--- START OF RECORDS TO PROCESS ---

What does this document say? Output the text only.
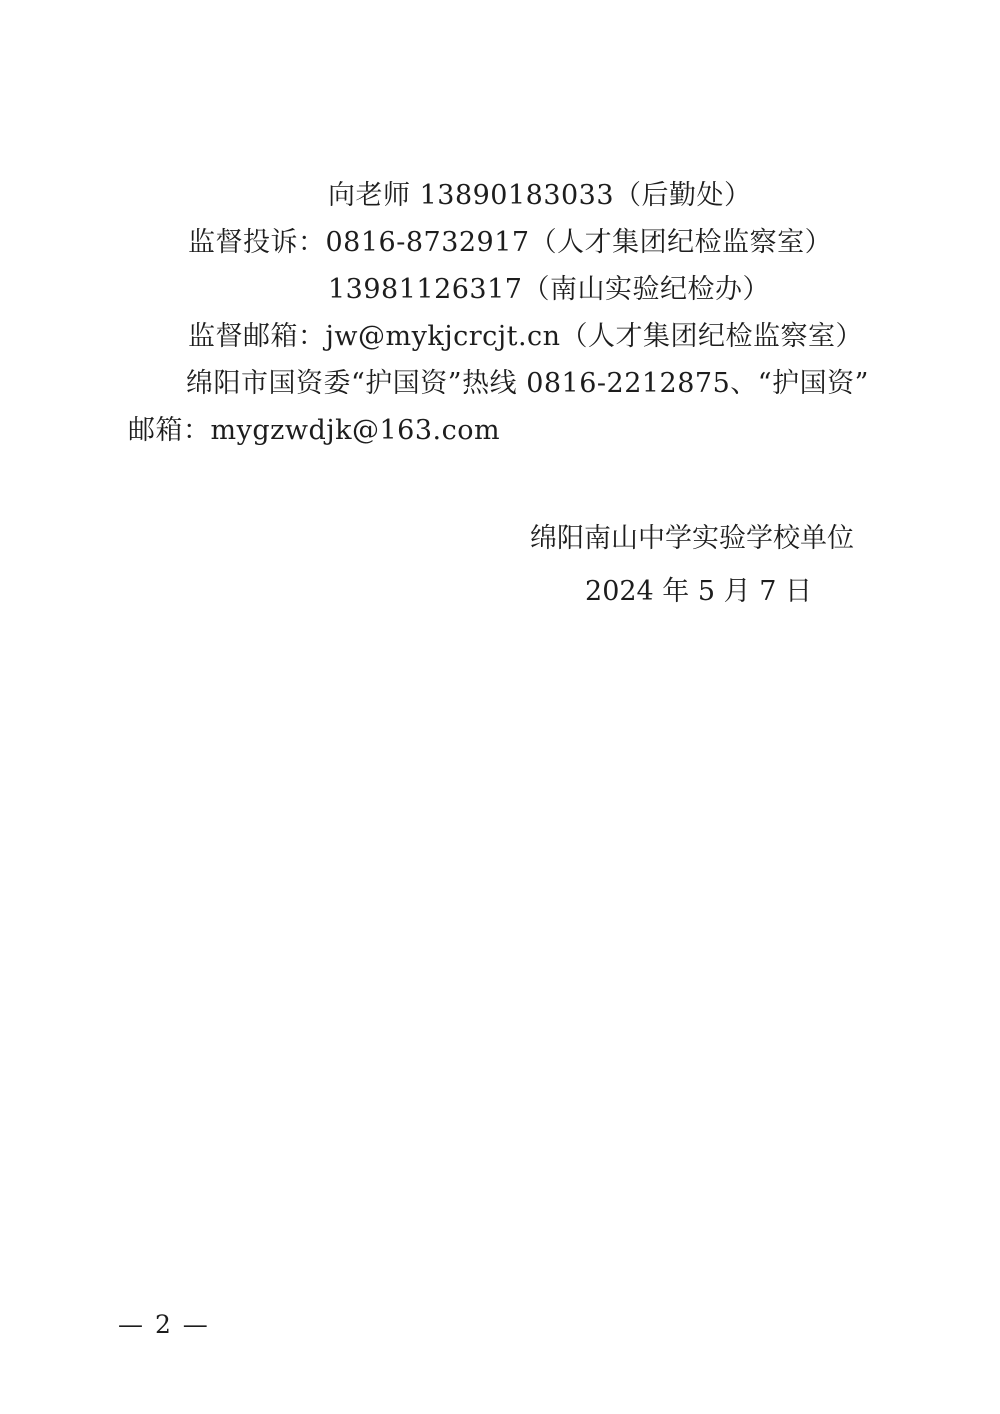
向老师 13890183033（后勤处）
监督投诉：0816-8732917（人才集团纪检监察室）
13981126317（南山实验纪检办）
监督邮箱：jw@mykjcrcjt.cn（人才集团纪检监察室）
绵阳市国资委“护国资”热线 0816-2212875、“护国资”
邮箱：mygzwdjk@163.com
绵阳南山中学实验学校单位
2024 年 5 月 7 日
— 2 —
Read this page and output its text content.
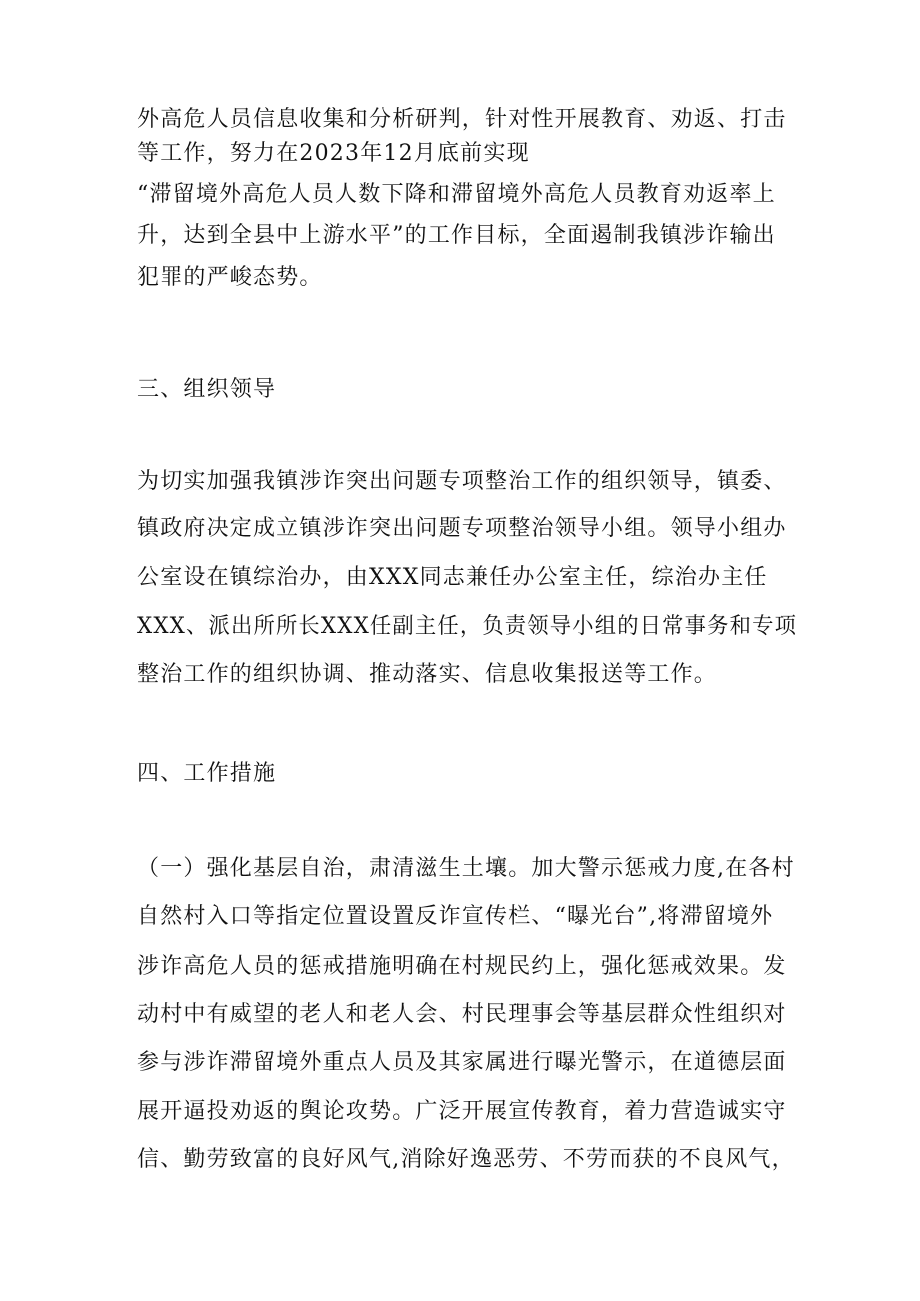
外高危人员信息收集和分析研判，针对性开展教育、劝返、打击
等工作，努力在2023年12月底前实现
“滞留境外高危人员人数下降和滞留境外高危人员教育劝返率上
升，达到全县中上游水平”的工作目标，全面遏制我镇涉诈输出
犯罪的严峻态势。
三、组织领导
为切实加强我镇涉诈突出问题专项整治工作的组织领导，镇委、
镇政府决定成立镇涉诈突出问题专项整治领导小组。领导小组办
公室设在镇综治办，由XXX同志兼任办公室主任，综治办主任
XXX、派出所所长XXX任副主任，负责领导小组的日常事务和专项
整治工作的组织协调、推动落实、信息收集报送等工作。
四、工作措施
（一）强化基层自治，肃清滋生土壤。加大警示惩戒力度,在各村
自然村入口等指定位置设置反诈宣传栏、“曝光台”,将滞留境外
涉诈高危人员的惩戒措施明确在村规民约上，强化惩戒效果。发
动村中有威望的老人和老人会、村民理事会等基层群众性组织对
参与涉诈滞留境外重点人员及其家属进行曝光警示，在道德层面
展开逼投劝返的舆论攻势。广泛开展宣传教育，着力营造诚实守
信、勤劳致富的良好风气,消除好逸恶劳、不劳而获的不良风气，
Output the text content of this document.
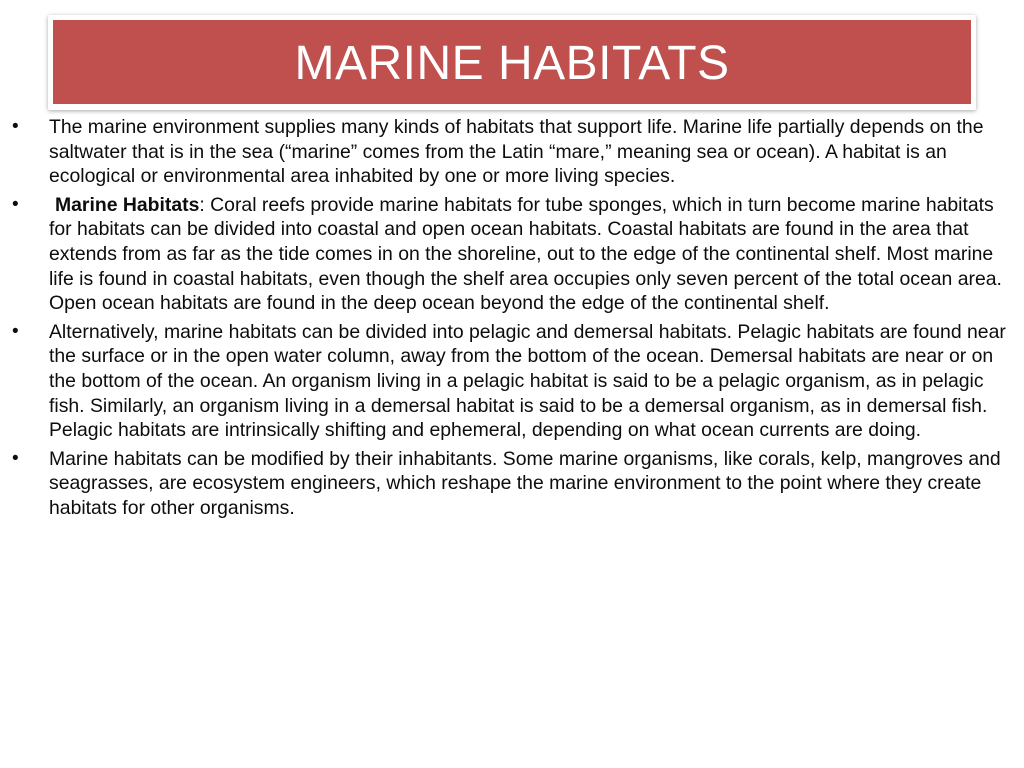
MARINE HABITATS
•	The marine environment supplies many kinds of habitats that support life. Marine life partially depends on the saltwater that is in the sea (“marine” comes from the Latin “mare,” meaning sea or ocean). A habitat is an ecological or environmental area inhabited by one or more living species.
•	Marine Habitats: Coral reefs provide marine habitats for tube sponges, which in turn become marine habitats for habitats can be divided into coastal and open ocean habitats. Coastal habitats are found in the area that extends from as far as the tide comes in on the shoreline, out to the edge of the continental shelf. Most marine life is found in coastal habitats, even though the shelf area occupies only seven percent of the total ocean area. Open ocean habitats are found in the deep ocean beyond the edge of the continental shelf.
•	Alternatively, marine habitats can be divided into pelagic and demersal habitats. Pelagic habitats are found near the surface or in the open water column, away from the bottom of the ocean. Demersal habitats are near or on the bottom of the ocean. An organism living in a pelagic habitat is said to be a pelagic organism, as in pelagic fish. Similarly, an organism living in a demersal habitat is said to be a demersal organism, as in demersal fish. Pelagic habitats are intrinsically shifting and ephemeral, depending on what ocean currents are doing.
•	Marine habitats can be modified by their inhabitants. Some marine organisms, like corals, kelp, mangroves and seagrasses, are ecosystem engineers, which reshape the marine environment to the point where they create habitats for other organisms.
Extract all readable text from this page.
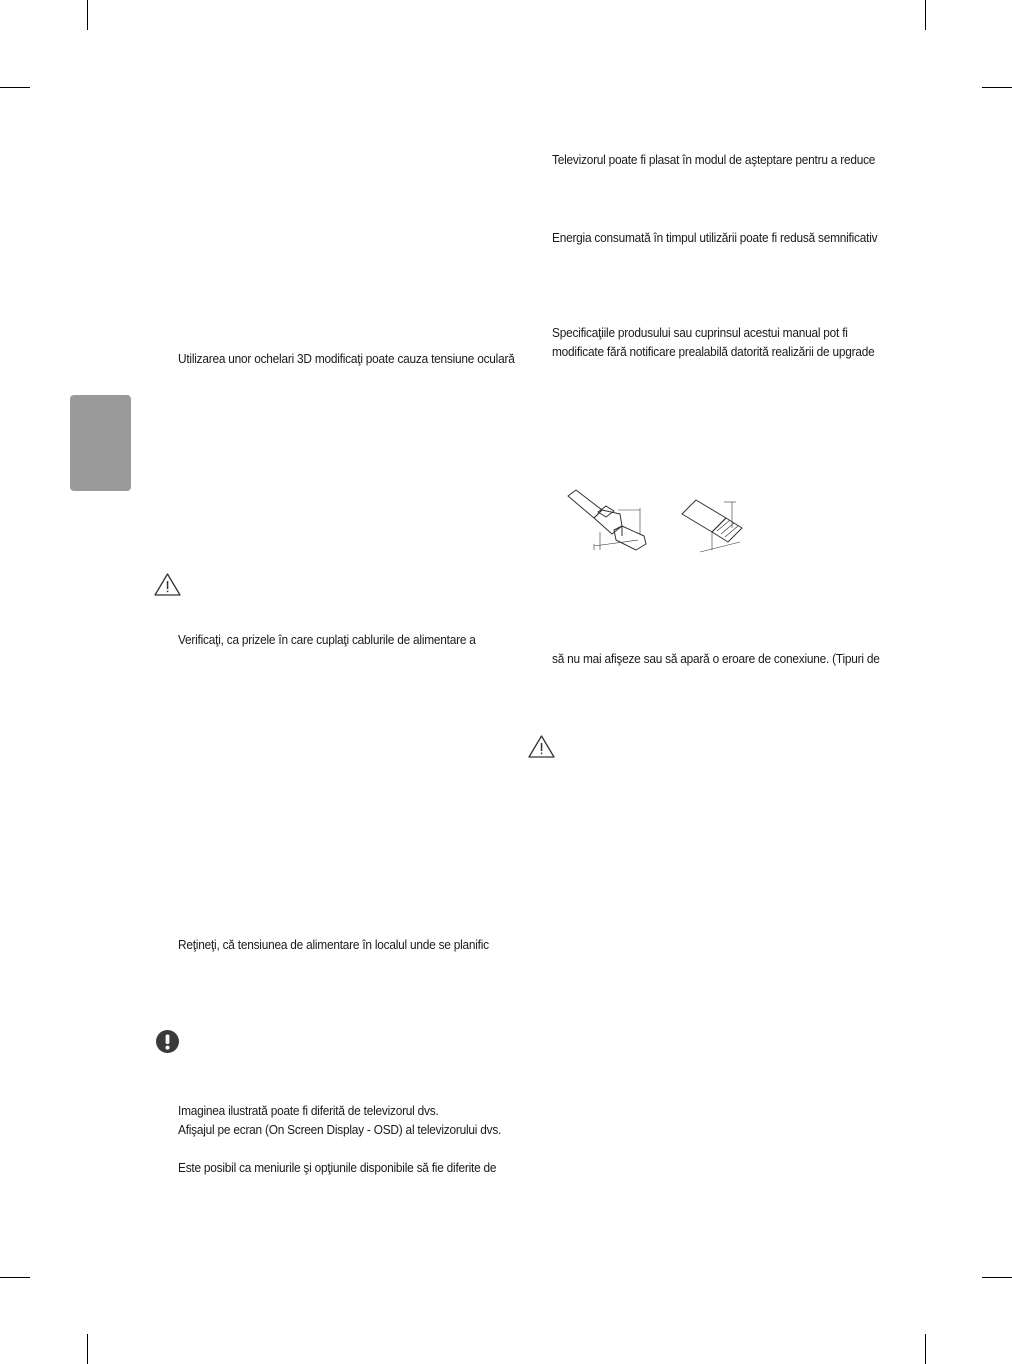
Utilizarea unor ochelari 3D modificaţi poate cauza tensiune oculară
Verificaţi, ca prizele în care cuplaţi cablurile de alimentare a
Reţineţi, că tensiunea de alimentare în localul unde se planific
Imaginea ilustrată poate fi diferită de televizorul dvs.
Afişajul pe ecran (On Screen Display - OSD) al televizorului dvs.
Este posibil ca meniurile şi opţiunile disponibile să fie diferite de
Televizorul poate fi plasat în modul de aşteptare pentru a reduce
Energia consumată în timpul utilizării poate fi redusă semnificativ
Specificaţiile produsului sau cuprinsul acestui manual pot fi
modificate fără notificare prealabilă datorită realizării de upgrade
să nu mai afişeze sau să apară o eroare de conexiune. (Tipuri de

--- END OF RECORDS TO PROCESS ---

Reproduce all of the material exactly, apart from the pictures.

■ TASK SOLUTION
What does this document say? Output the text only.
向老师 13890183033（后勤处）
监督投诉：0816-8732917（人才集团纪检监察室）
13981126317（南山实验纪检办）
监督邮箱：jw@mykjcrcjt.cn（人才集团纪检监察室）
绵阳市国资委“护国资”热线 0816-2212875、“护国资”
邮箱：mygzwdjk@163.com
绵阳南山中学实验学校单位
2024 年 5 月 7 日
— 2 —
Read this page and output its text content.
外高危人员信息收集和分析研判，针对性开展教育、劝返、打击
等工作，努力在2023年12月底前实现
“滞留境外高危人员人数下降和滞留境外高危人员教育劝返率上
升，达到全县中上游水平”的工作目标，全面遏制我镇涉诈输出
犯罪的严峻态势。
三、组织领导
为切实加强我镇涉诈突出问题专项整治工作的组织领导，镇委、
镇政府决定成立镇涉诈突出问题专项整治领导小组。领导小组办
公室设在镇综治办，由XXX同志兼任办公室主任，综治办主任
XXX、派出所所长XXX任副主任，负责领导小组的日常事务和专项
整治工作的组织协调、推动落实、信息收集报送等工作。
四、工作措施
（一）强化基层自治，肃清滋生土壤。加大警示惩戒力度,在各村
自然村入口等指定位置设置反诈宣传栏、“曝光台”,将滞留境外
涉诈高危人员的惩戒措施明确在村规民约上，强化惩戒效果。发
动村中有威望的老人和老人会、村民理事会等基层群众性组织对
参与涉诈滞留境外重点人员及其家属进行曝光警示，在道德层面
展开逼投劝返的舆论攻势。广泛开展宣传教育，着力营造诚实守
信、勤劳致富的良好风气,消除好逸恶劳、不劳而获的不良风气，
Output the text content of this document.
MARINE HABITATS
•	The marine environment supplies many kinds of habitats that support life. Marine life partially depends on the saltwater that is in the sea (“marine” comes from the Latin “mare,” meaning sea or ocean). A habitat is an ecological or environmental area inhabited by one or more living species.
•	Marine Habitats: Coral reefs provide marine habitats for tube sponges, which in turn become marine habitats for habitats can be divided into coastal and open ocean habitats. Coastal habitats are found in the area that extends from as far as the tide comes in on the shoreline, out to the edge of the continental shelf. Most marine life is found in coastal habitats, even though the shelf area occupies only seven percent of the total ocean area. Open ocean habitats are found in the deep ocean beyond the edge of the continental shelf.
•	Alternatively, marine habitats can be divided into pelagic and demersal habitats. Pelagic habitats are found near the surface or in the open water column, away from the bottom of the ocean. Demersal habitats are near or on the bottom of the ocean. An organism living in a pelagic habitat is said to be a pelagic organism, as in pelagic fish. Similarly, an organism living in a demersal habitat is said to be a demersal organism, as in demersal fish. Pelagic habitats are intrinsically shifting and ephemeral, depending on what ocean currents are doing.
•	Marine habitats can be modified by their inhabitants. Some marine organisms, like corals, kelp, mangroves and seagrasses, are ecosystem engineers, which reshape the marine environment to the point where they create habitats for other organisms.
Extract all readable text from this page.
Utilizarea unor ochelari 3D modificaţi poate cauza tensiune oculară
Verificaţi, ca prizele în care cuplaţi cablurile de alimentare a
Reţineţi, că tensiunea de alimentare în localul unde se planific
Imaginea ilustrată poate fi diferită de televizorul dvs.
Afişajul pe ecran (On Screen Display - OSD) al televizorului dvs.
Este posibil ca meniurile şi opţiunile disponibile să fie diferite de
Televizorul poate fi plasat în modul de aşteptare pentru a reduce
Energia consumată în timpul utilizării poate fi redusă semnificativ
Specificaţiile produsului sau cuprinsul acestui manual pot fi
modificate fără notificare prealabilă datorită realizării de upgrade
să nu mai afişeze sau să apară o eroare de conexiune. (Tipuri de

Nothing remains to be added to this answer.